* [Instructions to follow] The records that follow are to be repeated exactly, with the pictures removed.

● ● ●

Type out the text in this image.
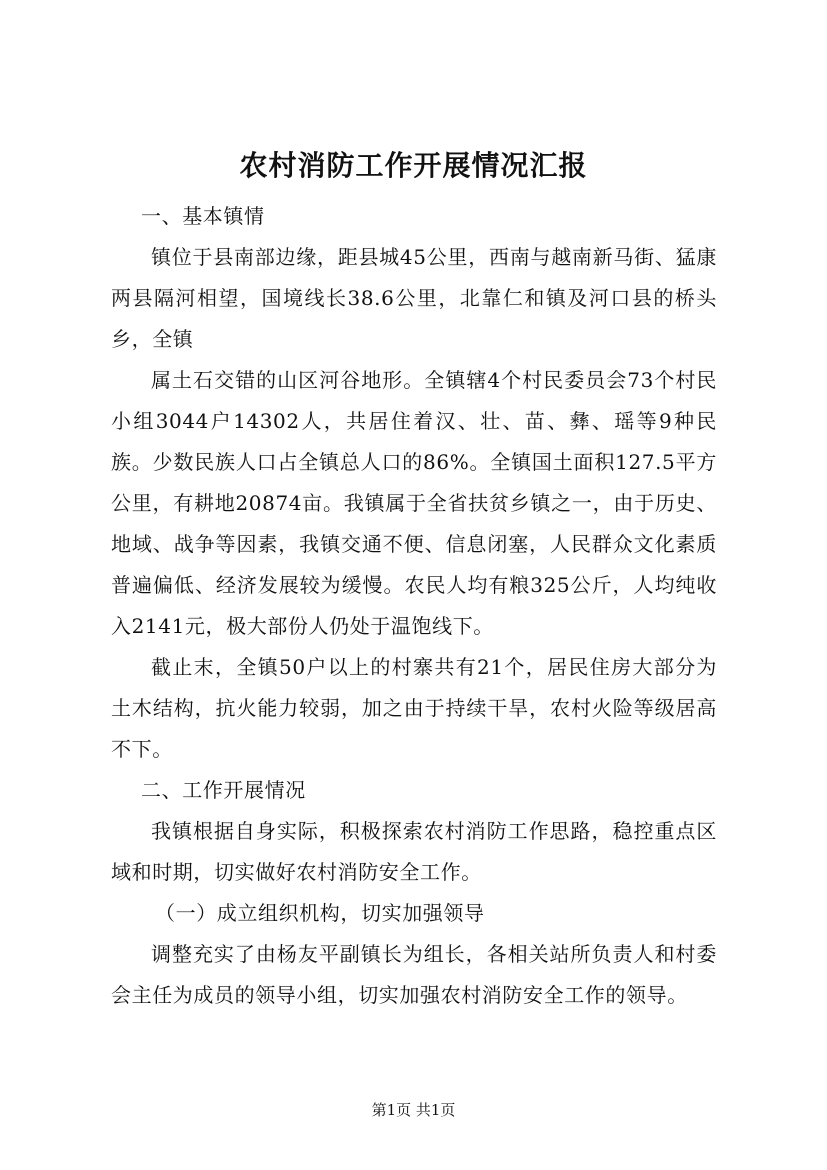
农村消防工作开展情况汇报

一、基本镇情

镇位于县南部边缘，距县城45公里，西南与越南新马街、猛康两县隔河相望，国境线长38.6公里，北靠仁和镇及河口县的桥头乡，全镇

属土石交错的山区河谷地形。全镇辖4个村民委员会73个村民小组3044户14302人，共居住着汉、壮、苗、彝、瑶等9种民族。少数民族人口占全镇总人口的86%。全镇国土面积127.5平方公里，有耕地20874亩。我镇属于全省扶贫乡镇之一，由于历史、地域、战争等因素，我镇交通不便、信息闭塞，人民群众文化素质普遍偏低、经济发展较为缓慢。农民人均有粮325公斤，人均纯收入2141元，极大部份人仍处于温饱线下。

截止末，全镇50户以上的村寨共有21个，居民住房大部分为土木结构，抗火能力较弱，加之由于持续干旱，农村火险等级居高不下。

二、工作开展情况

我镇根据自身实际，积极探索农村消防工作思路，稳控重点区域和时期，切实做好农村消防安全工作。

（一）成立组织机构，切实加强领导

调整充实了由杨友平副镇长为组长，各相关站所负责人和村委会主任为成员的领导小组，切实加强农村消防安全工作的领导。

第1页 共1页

● ● ●

* [Result]
Type out the text in this image.
农村消防工作开展情况汇报

一、基本镇情

镇位于县南部边缘，距县城45公里，西南与越南新马街、猛康两县隔河相望，国境线长38.6公里，北靠仁和镇及河口县的桥头乡，全镇

属土石交错的山区河谷地形。全镇辖4个村民委员会73个村民小组3044户14302人，共居住着汉、壮、苗、彝、瑶等9种民族。少数民族人口占全镇总人口的86%。全镇国土面积127.5平方公里，有耕地20874亩。我镇属于全省扶贫乡镇之一，由于历史、地域、战争等因素，我镇交通不便、信息闭塞，人民群众文化素质普遍偏低、经济发展较为缓慢。农民人均有粮325公斤，人均纯收入2141元，极大部份人仍处于温饱线下。

截止末，全镇50户以上的村寨共有21个，居民住房大部分为土木结构，抗火能力较弱，加之由于持续干旱，农村火险等级居高不下。

二、工作开展情况

我镇根据自身实际，积极探索农村消防工作思路，稳控重点区域和时期，切实做好农村消防安全工作。

（一）成立组织机构，切实加强领导

调整充实了由杨友平副镇长为组长，各相关站所负责人和村委会主任为成员的领导小组，切实加强农村消防安全工作的领导。

第1页 共1页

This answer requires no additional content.